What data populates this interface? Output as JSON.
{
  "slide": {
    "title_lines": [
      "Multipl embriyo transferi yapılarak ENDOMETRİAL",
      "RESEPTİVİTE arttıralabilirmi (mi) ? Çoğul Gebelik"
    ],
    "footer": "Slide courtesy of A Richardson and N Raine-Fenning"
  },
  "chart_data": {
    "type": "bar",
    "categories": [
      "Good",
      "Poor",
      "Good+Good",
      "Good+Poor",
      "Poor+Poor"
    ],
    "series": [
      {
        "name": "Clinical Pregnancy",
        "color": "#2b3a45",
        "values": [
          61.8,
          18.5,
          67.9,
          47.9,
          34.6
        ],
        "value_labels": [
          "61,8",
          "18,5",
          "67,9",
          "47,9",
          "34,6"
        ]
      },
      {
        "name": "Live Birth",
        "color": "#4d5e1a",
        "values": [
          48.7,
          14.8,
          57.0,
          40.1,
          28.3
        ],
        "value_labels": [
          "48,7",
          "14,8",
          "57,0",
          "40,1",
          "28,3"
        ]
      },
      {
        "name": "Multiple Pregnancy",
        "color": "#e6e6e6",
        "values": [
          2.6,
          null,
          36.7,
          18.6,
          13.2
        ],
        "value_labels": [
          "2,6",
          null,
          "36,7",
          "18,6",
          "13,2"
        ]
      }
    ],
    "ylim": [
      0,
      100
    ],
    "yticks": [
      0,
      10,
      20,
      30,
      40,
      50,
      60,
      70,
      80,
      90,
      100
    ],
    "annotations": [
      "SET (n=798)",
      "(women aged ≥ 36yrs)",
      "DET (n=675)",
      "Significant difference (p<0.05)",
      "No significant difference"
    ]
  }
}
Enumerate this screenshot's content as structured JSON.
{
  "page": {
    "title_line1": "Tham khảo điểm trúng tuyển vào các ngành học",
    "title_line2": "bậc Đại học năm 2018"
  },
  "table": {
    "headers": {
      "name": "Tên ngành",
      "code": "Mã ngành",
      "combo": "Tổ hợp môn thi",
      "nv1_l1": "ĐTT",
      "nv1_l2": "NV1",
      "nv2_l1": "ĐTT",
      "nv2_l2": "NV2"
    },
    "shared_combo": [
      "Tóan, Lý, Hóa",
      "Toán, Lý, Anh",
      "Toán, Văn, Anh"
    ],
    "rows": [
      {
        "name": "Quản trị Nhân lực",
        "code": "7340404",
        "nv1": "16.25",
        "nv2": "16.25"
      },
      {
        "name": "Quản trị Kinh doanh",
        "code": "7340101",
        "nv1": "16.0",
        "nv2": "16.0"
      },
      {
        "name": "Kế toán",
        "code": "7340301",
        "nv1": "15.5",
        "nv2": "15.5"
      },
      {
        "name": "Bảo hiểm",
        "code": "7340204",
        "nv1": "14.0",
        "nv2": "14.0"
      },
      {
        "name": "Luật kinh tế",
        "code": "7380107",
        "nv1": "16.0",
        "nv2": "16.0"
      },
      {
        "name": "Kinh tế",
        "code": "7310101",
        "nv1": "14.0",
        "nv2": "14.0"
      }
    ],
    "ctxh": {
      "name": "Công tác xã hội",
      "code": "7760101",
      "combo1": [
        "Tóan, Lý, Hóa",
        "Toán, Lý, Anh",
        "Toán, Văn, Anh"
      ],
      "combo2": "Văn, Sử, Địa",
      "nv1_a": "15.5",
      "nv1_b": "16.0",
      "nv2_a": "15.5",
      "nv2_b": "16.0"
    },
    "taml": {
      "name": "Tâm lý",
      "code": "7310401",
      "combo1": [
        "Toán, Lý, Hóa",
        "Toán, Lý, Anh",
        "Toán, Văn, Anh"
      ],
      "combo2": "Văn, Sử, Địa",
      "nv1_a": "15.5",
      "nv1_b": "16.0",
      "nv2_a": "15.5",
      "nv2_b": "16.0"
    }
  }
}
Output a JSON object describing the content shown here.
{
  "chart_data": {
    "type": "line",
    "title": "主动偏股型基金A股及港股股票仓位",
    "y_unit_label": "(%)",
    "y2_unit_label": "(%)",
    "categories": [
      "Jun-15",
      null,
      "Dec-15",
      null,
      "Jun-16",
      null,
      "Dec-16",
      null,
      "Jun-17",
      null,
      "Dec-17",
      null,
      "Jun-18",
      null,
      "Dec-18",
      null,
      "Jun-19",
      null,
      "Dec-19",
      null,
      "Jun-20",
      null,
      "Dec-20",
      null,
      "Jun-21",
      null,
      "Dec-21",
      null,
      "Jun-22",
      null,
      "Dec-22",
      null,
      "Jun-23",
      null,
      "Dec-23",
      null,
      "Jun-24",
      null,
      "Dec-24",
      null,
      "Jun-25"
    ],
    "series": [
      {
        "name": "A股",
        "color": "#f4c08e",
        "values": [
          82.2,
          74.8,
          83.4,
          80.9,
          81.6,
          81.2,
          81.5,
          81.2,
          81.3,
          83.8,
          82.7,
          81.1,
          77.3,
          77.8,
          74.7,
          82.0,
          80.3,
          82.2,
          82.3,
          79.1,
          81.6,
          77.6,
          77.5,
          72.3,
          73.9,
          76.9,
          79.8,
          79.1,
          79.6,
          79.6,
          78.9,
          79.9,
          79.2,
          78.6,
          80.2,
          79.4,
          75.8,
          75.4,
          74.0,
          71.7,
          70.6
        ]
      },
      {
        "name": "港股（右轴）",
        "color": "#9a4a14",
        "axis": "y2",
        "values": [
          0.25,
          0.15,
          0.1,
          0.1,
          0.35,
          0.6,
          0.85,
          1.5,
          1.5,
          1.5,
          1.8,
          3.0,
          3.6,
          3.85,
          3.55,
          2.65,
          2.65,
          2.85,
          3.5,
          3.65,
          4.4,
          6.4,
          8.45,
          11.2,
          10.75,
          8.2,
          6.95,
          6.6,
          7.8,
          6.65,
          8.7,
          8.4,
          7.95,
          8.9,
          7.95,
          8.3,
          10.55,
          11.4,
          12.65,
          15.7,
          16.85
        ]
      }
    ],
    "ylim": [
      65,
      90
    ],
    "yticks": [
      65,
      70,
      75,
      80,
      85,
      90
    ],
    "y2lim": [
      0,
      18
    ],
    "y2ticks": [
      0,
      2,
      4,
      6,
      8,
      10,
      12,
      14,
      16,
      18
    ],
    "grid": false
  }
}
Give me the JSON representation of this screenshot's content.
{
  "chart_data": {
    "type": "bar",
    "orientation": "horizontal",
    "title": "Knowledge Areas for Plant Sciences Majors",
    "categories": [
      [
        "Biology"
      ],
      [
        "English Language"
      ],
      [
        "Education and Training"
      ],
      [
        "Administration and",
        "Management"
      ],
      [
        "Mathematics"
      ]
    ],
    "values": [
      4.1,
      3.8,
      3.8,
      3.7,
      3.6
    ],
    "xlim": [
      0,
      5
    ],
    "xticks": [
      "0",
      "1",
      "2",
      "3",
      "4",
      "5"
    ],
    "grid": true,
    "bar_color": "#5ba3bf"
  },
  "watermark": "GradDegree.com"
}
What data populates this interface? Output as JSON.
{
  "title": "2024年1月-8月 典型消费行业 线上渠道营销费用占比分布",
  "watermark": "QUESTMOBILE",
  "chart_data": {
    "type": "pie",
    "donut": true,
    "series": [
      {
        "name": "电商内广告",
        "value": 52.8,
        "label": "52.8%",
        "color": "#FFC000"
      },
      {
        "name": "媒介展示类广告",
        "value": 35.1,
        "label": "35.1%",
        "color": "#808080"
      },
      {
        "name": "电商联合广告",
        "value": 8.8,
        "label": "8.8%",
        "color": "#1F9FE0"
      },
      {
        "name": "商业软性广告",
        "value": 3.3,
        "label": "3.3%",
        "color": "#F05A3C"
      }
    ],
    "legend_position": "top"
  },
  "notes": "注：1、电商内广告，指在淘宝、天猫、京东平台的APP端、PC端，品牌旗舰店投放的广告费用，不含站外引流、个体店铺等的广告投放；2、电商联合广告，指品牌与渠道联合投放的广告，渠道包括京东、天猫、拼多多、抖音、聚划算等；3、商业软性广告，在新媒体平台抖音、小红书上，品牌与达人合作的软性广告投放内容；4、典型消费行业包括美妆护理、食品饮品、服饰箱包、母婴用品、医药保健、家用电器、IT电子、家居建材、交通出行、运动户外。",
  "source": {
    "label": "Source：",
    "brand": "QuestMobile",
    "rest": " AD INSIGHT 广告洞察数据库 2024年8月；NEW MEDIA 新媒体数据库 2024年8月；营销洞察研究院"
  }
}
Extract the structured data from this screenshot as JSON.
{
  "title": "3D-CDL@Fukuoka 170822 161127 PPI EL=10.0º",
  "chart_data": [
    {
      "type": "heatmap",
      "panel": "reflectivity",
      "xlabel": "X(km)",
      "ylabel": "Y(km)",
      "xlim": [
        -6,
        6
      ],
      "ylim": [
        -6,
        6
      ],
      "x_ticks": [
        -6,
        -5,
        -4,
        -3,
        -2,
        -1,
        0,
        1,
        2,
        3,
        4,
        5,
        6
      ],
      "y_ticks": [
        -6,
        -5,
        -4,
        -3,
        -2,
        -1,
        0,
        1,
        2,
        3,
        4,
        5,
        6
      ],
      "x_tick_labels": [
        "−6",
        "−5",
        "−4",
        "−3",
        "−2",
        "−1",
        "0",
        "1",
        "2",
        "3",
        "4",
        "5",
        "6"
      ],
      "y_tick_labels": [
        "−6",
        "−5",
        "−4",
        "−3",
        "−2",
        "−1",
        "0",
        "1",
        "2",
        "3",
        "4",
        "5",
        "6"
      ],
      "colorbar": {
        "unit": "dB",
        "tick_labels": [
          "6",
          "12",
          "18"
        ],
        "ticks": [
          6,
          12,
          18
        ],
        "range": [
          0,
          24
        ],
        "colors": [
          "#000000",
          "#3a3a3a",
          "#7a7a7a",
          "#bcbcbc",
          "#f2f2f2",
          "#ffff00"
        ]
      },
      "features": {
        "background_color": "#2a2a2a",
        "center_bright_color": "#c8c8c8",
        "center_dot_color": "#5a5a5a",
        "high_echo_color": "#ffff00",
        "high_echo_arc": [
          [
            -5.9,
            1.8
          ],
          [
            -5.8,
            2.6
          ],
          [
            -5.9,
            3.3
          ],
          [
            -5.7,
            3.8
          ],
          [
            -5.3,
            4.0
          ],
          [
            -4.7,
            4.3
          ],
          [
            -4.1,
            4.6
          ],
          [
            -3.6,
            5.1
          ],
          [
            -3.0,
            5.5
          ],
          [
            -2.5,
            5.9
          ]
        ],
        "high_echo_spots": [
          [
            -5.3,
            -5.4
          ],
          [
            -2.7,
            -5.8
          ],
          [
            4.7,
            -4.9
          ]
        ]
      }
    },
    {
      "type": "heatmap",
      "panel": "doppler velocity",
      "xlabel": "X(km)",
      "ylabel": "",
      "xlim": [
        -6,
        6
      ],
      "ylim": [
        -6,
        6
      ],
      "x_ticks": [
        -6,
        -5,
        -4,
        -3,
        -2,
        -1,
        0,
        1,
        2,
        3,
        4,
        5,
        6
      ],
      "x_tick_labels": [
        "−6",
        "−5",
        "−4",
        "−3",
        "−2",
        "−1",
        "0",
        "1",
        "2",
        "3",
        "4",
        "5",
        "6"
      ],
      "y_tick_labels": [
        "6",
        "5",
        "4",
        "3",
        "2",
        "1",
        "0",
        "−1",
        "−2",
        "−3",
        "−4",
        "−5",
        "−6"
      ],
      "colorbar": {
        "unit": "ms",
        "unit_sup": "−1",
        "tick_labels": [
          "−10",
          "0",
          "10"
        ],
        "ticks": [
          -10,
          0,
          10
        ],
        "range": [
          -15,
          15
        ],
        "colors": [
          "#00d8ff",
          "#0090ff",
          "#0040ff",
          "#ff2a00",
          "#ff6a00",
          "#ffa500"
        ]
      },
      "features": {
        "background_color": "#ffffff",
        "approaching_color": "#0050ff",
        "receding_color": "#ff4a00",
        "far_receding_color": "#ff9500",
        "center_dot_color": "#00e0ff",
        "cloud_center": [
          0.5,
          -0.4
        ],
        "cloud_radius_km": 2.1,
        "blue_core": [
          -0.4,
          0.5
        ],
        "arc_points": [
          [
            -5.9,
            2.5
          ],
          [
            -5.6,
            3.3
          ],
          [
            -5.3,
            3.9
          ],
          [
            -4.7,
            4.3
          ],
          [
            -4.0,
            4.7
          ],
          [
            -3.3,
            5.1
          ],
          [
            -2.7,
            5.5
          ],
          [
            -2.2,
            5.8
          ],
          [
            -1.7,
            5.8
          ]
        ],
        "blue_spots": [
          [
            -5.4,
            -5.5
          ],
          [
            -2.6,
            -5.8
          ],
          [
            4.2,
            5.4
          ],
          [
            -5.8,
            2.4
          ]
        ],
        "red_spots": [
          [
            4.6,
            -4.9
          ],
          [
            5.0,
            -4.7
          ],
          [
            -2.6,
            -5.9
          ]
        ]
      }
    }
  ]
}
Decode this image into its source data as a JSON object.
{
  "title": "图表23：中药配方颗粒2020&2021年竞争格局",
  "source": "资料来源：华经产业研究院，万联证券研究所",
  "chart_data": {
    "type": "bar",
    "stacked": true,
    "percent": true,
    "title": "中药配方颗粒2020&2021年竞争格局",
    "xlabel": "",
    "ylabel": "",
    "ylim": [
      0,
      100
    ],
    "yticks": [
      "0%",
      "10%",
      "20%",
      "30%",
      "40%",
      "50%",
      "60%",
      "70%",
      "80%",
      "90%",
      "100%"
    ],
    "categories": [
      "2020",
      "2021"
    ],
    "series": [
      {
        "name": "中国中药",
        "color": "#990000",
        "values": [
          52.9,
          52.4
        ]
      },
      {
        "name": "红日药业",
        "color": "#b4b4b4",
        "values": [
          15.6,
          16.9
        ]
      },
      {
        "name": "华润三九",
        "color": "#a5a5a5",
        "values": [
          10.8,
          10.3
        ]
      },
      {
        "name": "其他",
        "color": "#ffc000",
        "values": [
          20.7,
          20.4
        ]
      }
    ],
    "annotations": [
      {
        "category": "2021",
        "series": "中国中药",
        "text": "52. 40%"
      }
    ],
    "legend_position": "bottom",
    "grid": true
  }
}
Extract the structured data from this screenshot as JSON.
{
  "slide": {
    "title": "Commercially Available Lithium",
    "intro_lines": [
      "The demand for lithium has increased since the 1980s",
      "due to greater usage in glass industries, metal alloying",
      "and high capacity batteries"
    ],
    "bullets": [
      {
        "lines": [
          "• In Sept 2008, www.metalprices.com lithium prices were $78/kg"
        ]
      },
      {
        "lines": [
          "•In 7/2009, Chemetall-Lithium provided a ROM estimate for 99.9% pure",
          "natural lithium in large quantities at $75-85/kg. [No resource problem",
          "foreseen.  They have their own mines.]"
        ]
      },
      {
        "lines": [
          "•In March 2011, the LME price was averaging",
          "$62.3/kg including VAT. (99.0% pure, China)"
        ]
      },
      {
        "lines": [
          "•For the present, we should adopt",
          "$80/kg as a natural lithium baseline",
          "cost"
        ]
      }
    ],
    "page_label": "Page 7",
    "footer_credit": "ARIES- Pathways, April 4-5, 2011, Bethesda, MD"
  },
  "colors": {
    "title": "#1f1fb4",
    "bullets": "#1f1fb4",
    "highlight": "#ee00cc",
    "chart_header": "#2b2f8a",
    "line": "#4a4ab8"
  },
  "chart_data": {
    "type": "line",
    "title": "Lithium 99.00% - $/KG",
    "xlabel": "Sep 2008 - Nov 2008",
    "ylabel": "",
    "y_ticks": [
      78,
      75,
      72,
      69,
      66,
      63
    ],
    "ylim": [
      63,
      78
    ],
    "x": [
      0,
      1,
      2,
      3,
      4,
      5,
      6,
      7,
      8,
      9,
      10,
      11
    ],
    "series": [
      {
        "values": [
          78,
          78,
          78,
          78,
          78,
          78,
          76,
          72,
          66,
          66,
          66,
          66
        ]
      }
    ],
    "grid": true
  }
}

+-------+

Prompt ▸ Pick each line holding the word "panel" out of the data and copy it.

Task output ▸
      "panel": "reflectivity",
      "panel": "doppler velocity",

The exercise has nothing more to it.